→ WORK TO DO
Report, as a bare number, how many lines contain the string "typical".

→ INPUT ROWS
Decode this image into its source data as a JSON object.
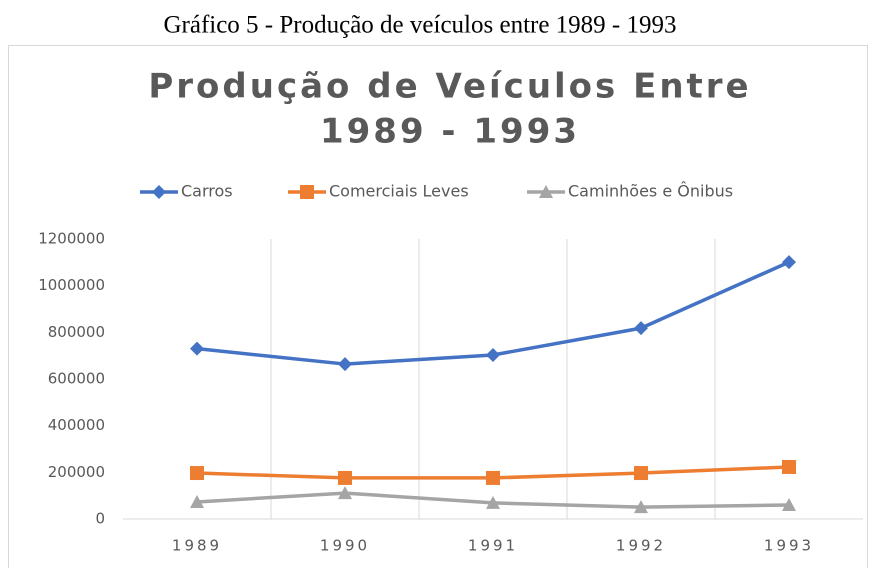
{
  "caption": "Gráfico 5 - Produção de veículos entre 1989 - 1993",
  "chart_data": {
    "type": "line",
    "title": [
      "Produção de Veículos Entre",
      "1989  - 1993"
    ],
    "categories": [
      "1989",
      "1990",
      "1991",
      "1992",
      "1993"
    ],
    "series": [
      {
        "name": "Carros",
        "color": "#4472c4",
        "marker": "diamond",
        "values": [
          730000,
          664000,
          703000,
          818000,
          1101000
        ]
      },
      {
        "name": "Comerciais Leves",
        "color": "#ed7d31",
        "marker": "square",
        "values": [
          197000,
          176000,
          176000,
          197000,
          223000
        ]
      },
      {
        "name": "Caminhões e Ônibus",
        "color": "#a5a5a5",
        "marker": "triangle",
        "values": [
          73000,
          111000,
          69000,
          51000,
          60000
        ]
      }
    ],
    "ylim": [
      0,
      1200000
    ],
    "yticks": [
      0,
      200000,
      400000,
      600000,
      800000,
      1000000,
      1200000
    ],
    "grid": "vertical",
    "legend": "top"
  }
}
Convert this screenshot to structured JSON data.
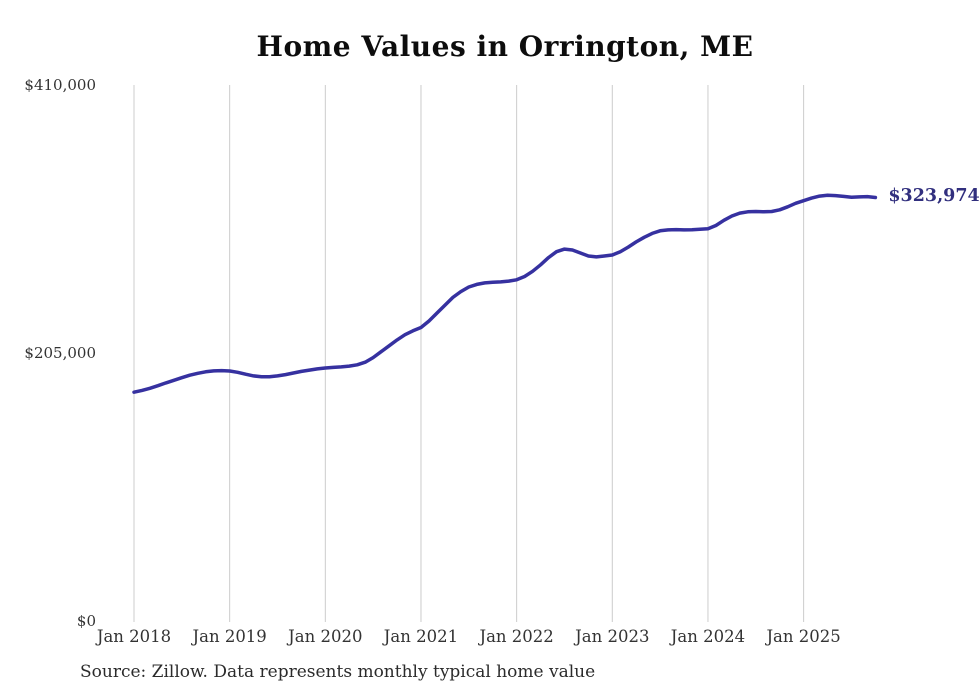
{
  "chart": {
    "title": "Home Values in Orrington, ME",
    "end_label": "$323,974",
    "source": "Source: Zillow. Data represents monthly typical home value"
  },
  "chart_data": {
    "type": "line",
    "title": "Home Values in Orrington, ME",
    "xlabel": "",
    "ylabel": "",
    "ylim": [
      0,
      410000
    ],
    "grid": "vertical-only",
    "grid_color": "#cccccc",
    "line_color": "#3631a0",
    "end_label_color": "#312f7e",
    "x_ticks": [
      "Jan 2018",
      "Jan 2019",
      "Jan 2020",
      "Jan 2021",
      "Jan 2022",
      "Jan 2023",
      "Jan 2024",
      "Jan 2025"
    ],
    "y_ticks": [
      {
        "label": "$410,000",
        "value": 410000
      },
      {
        "label": "$205,000",
        "value": 205000
      },
      {
        "label": "$0",
        "value": 0
      }
    ],
    "series": [
      {
        "name": "Monthly typical home value",
        "start_month": "2018-01",
        "end_month": "2025-10",
        "last_value": 323974,
        "values": [
          175000,
          176400,
          178000,
          180000,
          182100,
          184100,
          186100,
          188000,
          189500,
          190600,
          191300,
          191500,
          191200,
          190200,
          188800,
          187500,
          186800,
          186900,
          187500,
          188500,
          189700,
          190900,
          191900,
          192800,
          193500,
          194000,
          194400,
          195000,
          196000,
          198000,
          201500,
          206000,
          210500,
          215000,
          219000,
          222000,
          224500,
          229500,
          235500,
          241500,
          247500,
          252000,
          255500,
          257500,
          258600,
          259100,
          259400,
          260000,
          261000,
          263500,
          267500,
          272500,
          278000,
          282500,
          284500,
          283800,
          281500,
          279200,
          278500,
          279200,
          280000,
          282500,
          286000,
          290000,
          293500,
          296500,
          298500,
          299200,
          299400,
          299200,
          299300,
          299600,
          300000,
          302500,
          306500,
          309800,
          312000,
          313000,
          313200,
          313000,
          313200,
          314500,
          316800,
          319500,
          321500,
          323500,
          325000,
          325600,
          325400,
          324800,
          324200,
          324400,
          324600,
          323974
        ]
      }
    ],
    "annotations": [
      {
        "text": "$323,974",
        "attached_to": "last-point"
      }
    ]
  }
}
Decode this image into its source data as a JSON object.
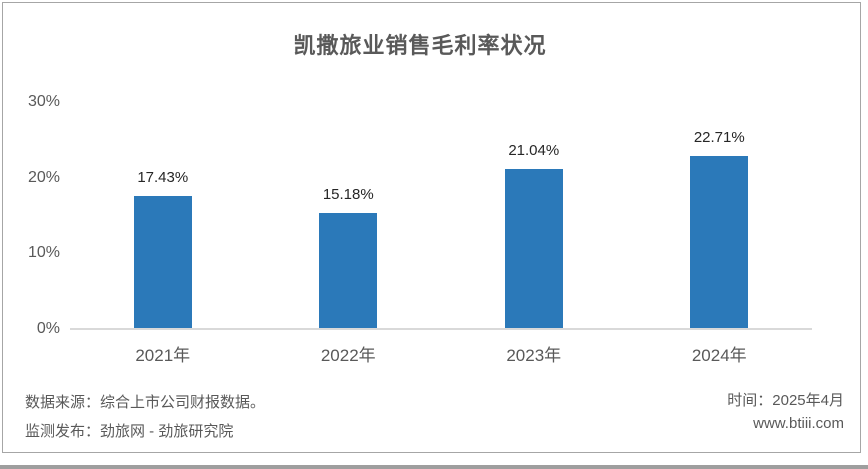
{
  "title": "凯撒旅业销售毛利率状况",
  "chart_data": {
    "type": "bar",
    "title": "凯撒旅业销售毛利率状况",
    "categories": [
      "2021年",
      "2022年",
      "2023年",
      "2024年"
    ],
    "values": [
      17.43,
      15.18,
      21.04,
      22.71
    ],
    "value_labels": [
      "17.43%",
      "15.18%",
      "21.04%",
      "22.71%"
    ],
    "xlabel": "",
    "ylabel": "",
    "ylim": [
      0,
      30
    ],
    "yticks": [
      {
        "label": "30%",
        "value": 30
      },
      {
        "label": "20%",
        "value": 20
      },
      {
        "label": "10%",
        "value": 10
      },
      {
        "label": "0%",
        "value": 0
      }
    ],
    "grid": false,
    "legend": "none",
    "bar_color": "#2B79B9"
  },
  "footer": {
    "source_line": "数据来源：综合上市公司财报数据。",
    "publisher_line": "监测发布：劲旅网 - 劲旅研究院",
    "time_line": "时间：2025年4月",
    "website": "www.btiii.com"
  },
  "colors": {
    "bar": "#2B79B9",
    "axis_line": "#D9D9D9",
    "title_text": "#595959",
    "tick_text": "#595959",
    "data_label_text": "#262626",
    "footer_text": "#595959",
    "card_border": "#A6A6A6",
    "bottom_band": "#9E9E9E"
  }
}
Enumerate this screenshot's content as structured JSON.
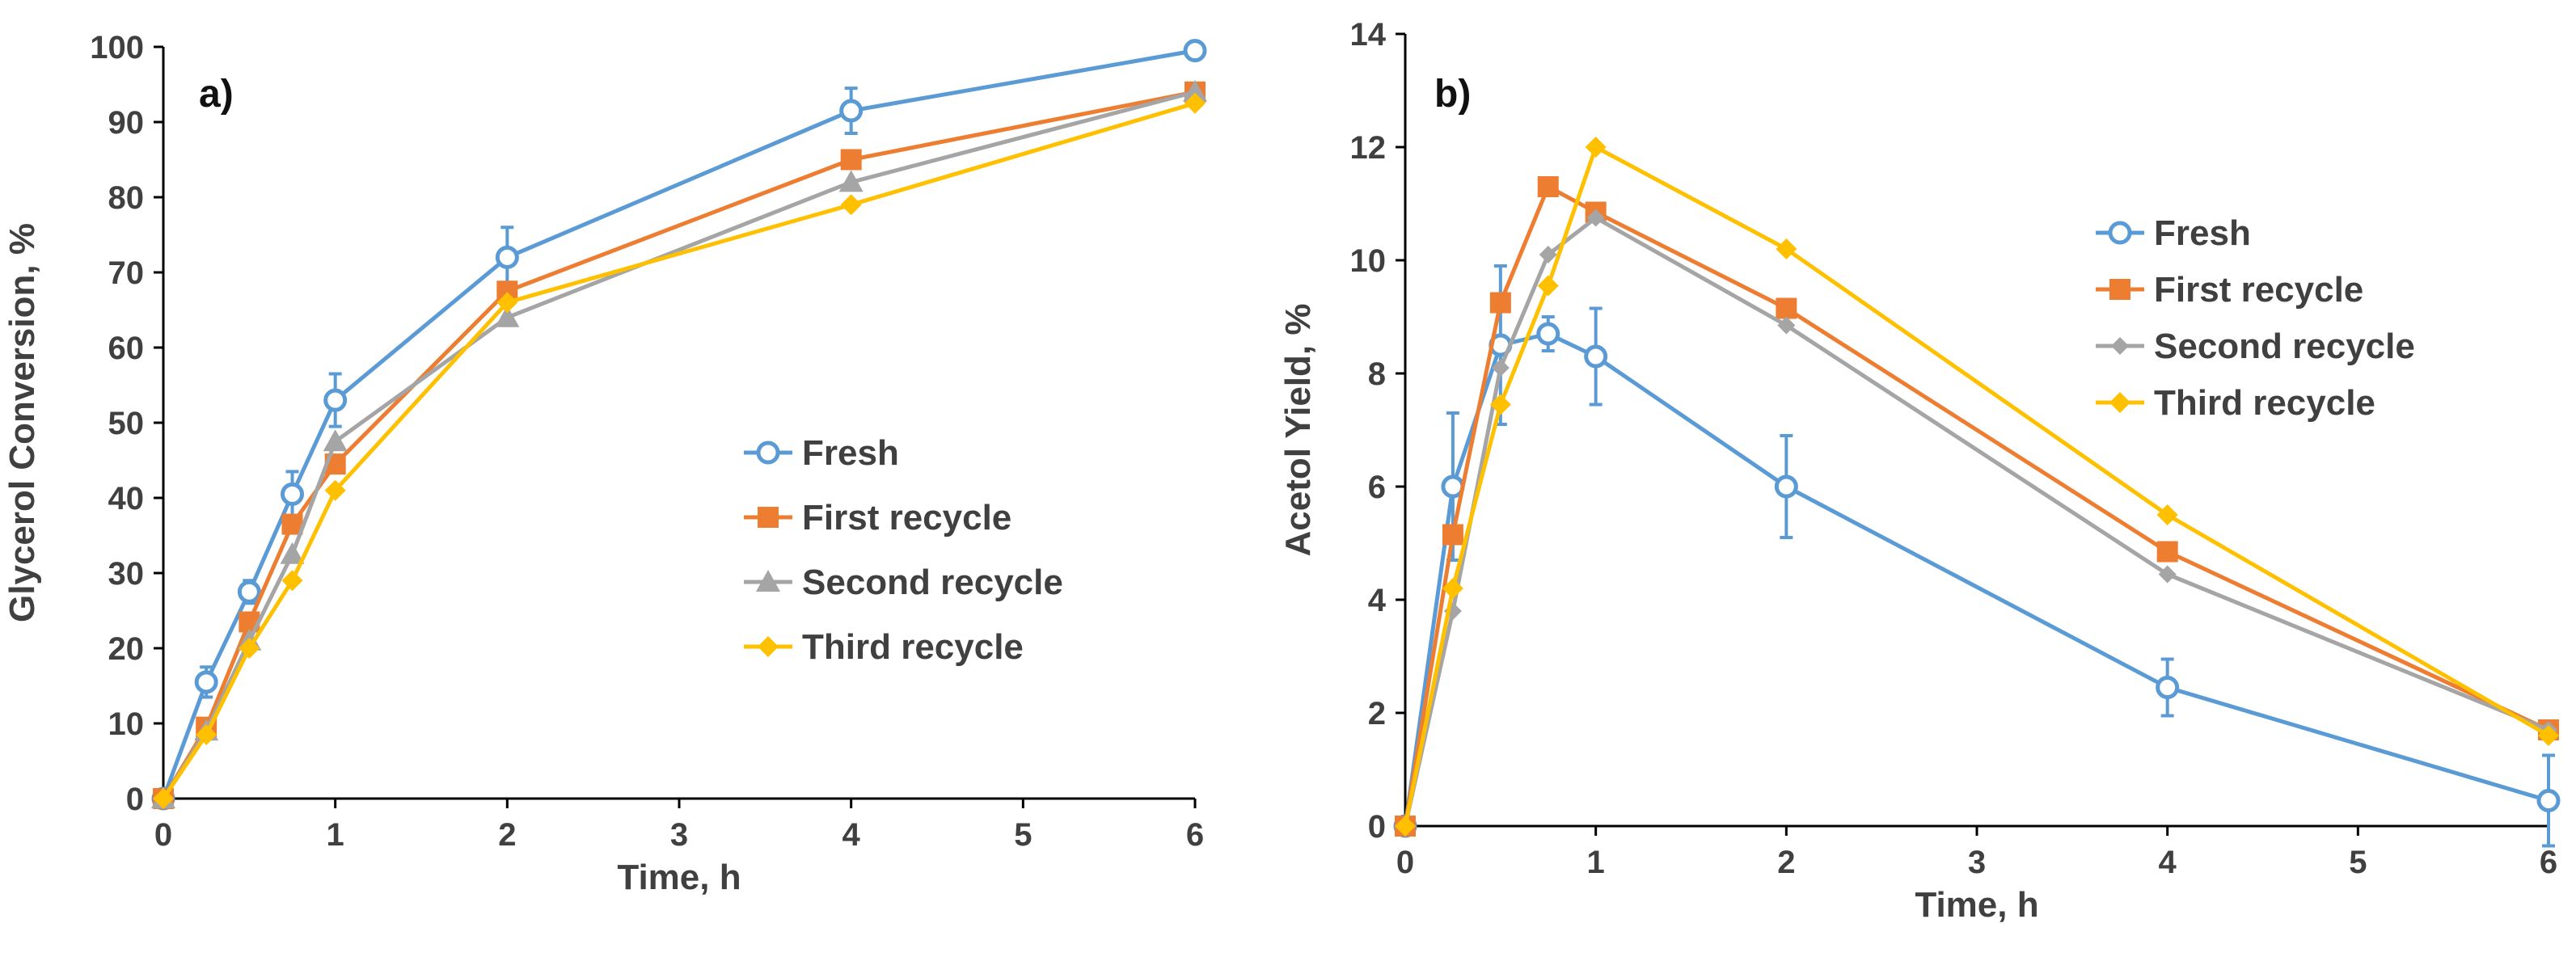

→ EXERCISE SOLUTION
2